## The exercise
Copy all lines holding the word "Ctrl" from the entries.

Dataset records
^^^^^^^^^^^^^^^^
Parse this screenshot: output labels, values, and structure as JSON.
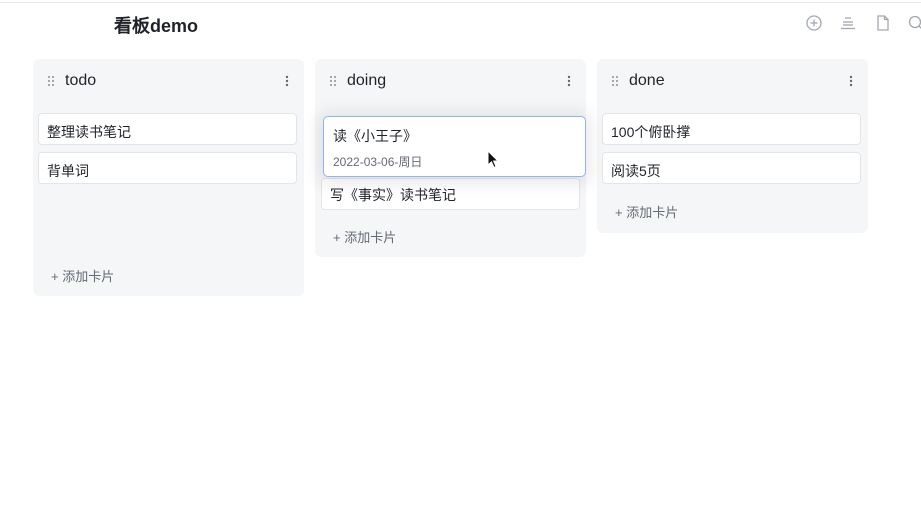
{
  "page": {
    "title": "看板demo"
  },
  "toolbar": {
    "icons": [
      "add-circle-icon",
      "align-center-icon",
      "document-icon",
      "search-icon"
    ]
  },
  "columns": [
    {
      "title": "todo",
      "cards": [
        {
          "title": "整理读书笔记"
        },
        {
          "title": "背单词"
        }
      ],
      "add_label": "+ 添加卡片"
    },
    {
      "title": "doing",
      "cards": [
        {
          "title": "写《事实》读书笔记"
        }
      ],
      "add_label": "+ 添加卡片"
    },
    {
      "title": "done",
      "cards": [
        {
          "title": "100个俯卧撑"
        },
        {
          "title": "阅读5页"
        }
      ],
      "add_label": "+ 添加卡片"
    }
  ],
  "dragging_card": {
    "title": "读《小王子》",
    "date": "2022-03-06-周日"
  },
  "colors": {
    "accent": "#8fb4f2",
    "column_bg": "#f5f6f8",
    "muted_text": "#646a73"
  }
}
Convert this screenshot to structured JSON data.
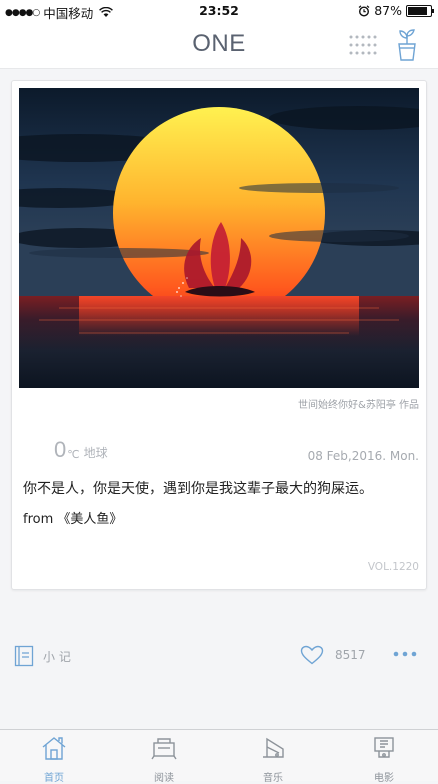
{
  "status_bar": {
    "signal": "●●●●○",
    "carrier": "中国移动",
    "time": "23:52",
    "battery": "87%",
    "battery_level": 0.87
  },
  "nav": {
    "title": "ONE"
  },
  "card": {
    "photo_credit": "世间始终你好&苏阳亭 作品",
    "temperature": "0",
    "temperature_unit": "℃",
    "location": "地球",
    "date": "08 Feb,2016. Mon.",
    "quote": "你不是人，你是天使，遇到你是我这辈子最大的狗屎运。",
    "source": "from 《美人鱼》",
    "volume": "VOL.1220"
  },
  "actions": {
    "note_label": "小 记",
    "like_count": "8517"
  },
  "tabs": [
    {
      "label": "首页",
      "active": true
    },
    {
      "label": "阅读",
      "active": false
    },
    {
      "label": "音乐",
      "active": false
    },
    {
      "label": "电影",
      "active": false
    }
  ],
  "colors": {
    "accent": "#6fa4d4",
    "title": "#5a6270",
    "muted": "#a0a5ab",
    "background": "#f4f5f7"
  },
  "icons": {
    "grid": "grid-icon",
    "plant": "plant-icon",
    "note": "note-icon",
    "heart": "heart-icon",
    "more": "more-icon",
    "home": "home-icon",
    "read": "book-icon",
    "music": "music-icon",
    "movie": "movie-icon"
  }
}
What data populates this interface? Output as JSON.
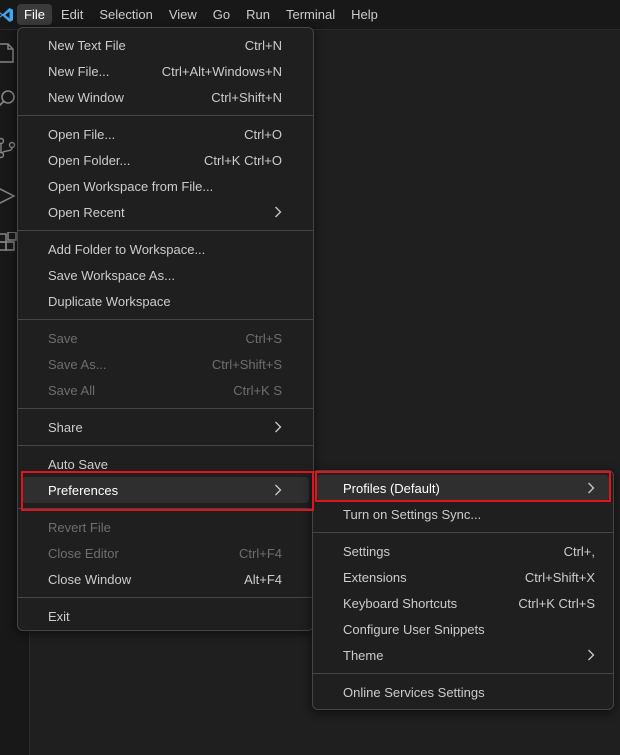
{
  "menubar": {
    "items": [
      "File",
      "Edit",
      "Selection",
      "View",
      "Go",
      "Run",
      "Terminal",
      "Help"
    ]
  },
  "activity_bar": {
    "icons": [
      "explorer-icon",
      "search-icon",
      "source-control-icon",
      "run-debug-icon",
      "extensions-icon"
    ]
  },
  "file_menu": {
    "groups": [
      [
        {
          "label": "New Text File",
          "key": "Ctrl+N"
        },
        {
          "label": "New File...",
          "key": "Ctrl+Alt+Windows+N"
        },
        {
          "label": "New Window",
          "key": "Ctrl+Shift+N"
        }
      ],
      [
        {
          "label": "Open File...",
          "key": "Ctrl+O"
        },
        {
          "label": "Open Folder...",
          "key": "Ctrl+K Ctrl+O"
        },
        {
          "label": "Open Workspace from File...",
          "key": ""
        },
        {
          "label": "Open Recent",
          "key": "",
          "submenu": true
        }
      ],
      [
        {
          "label": "Add Folder to Workspace...",
          "key": ""
        },
        {
          "label": "Save Workspace As...",
          "key": ""
        },
        {
          "label": "Duplicate Workspace",
          "key": ""
        }
      ],
      [
        {
          "label": "Save",
          "key": "Ctrl+S",
          "disabled": true
        },
        {
          "label": "Save As...",
          "key": "Ctrl+Shift+S",
          "disabled": true
        },
        {
          "label": "Save All",
          "key": "Ctrl+K S",
          "disabled": true
        }
      ],
      [
        {
          "label": "Share",
          "key": "",
          "submenu": true
        }
      ],
      [
        {
          "label": "Auto Save",
          "key": ""
        },
        {
          "label": "Preferences",
          "key": "",
          "submenu": true,
          "hover": true
        }
      ],
      [
        {
          "label": "Revert File",
          "key": "",
          "disabled": true
        },
        {
          "label": "Close Editor",
          "key": "Ctrl+F4",
          "disabled": true
        },
        {
          "label": "Close Window",
          "key": "Alt+F4"
        }
      ],
      [
        {
          "label": "Exit",
          "key": ""
        }
      ]
    ]
  },
  "preferences_menu": {
    "groups": [
      [
        {
          "label": "Profiles (Default)",
          "key": "",
          "submenu": true,
          "hover": true
        },
        {
          "label": "Turn on Settings Sync...",
          "key": ""
        }
      ],
      [
        {
          "label": "Settings",
          "key": "Ctrl+,"
        },
        {
          "label": "Extensions",
          "key": "Ctrl+Shift+X"
        },
        {
          "label": "Keyboard Shortcuts",
          "key": "Ctrl+K Ctrl+S"
        },
        {
          "label": "Configure User Snippets",
          "key": ""
        },
        {
          "label": "Theme",
          "key": "",
          "submenu": true
        }
      ],
      [
        {
          "label": "Online Services Settings",
          "key": ""
        }
      ]
    ]
  },
  "colors": {
    "accent": "#0078d4",
    "highlight_border": "#e0141e"
  }
}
^^^^^^^^^^^^^^^^
## Answer to this exercise
          "key": "Ctrl+N"
          "key": "Ctrl+Alt+Windows+N"
          "key": "Ctrl+Shift+N"
          "key": "Ctrl+O"
          "key": "Ctrl+K Ctrl+O"
          "key": "Ctrl+S",
          "key": "Ctrl+Shift+S",
          "key": "Ctrl+K S",
          "key": "Ctrl+F4",
          "key": "Ctrl+,"
          "key": "Ctrl+Shift+X"
          "key": "Ctrl+K Ctrl+S"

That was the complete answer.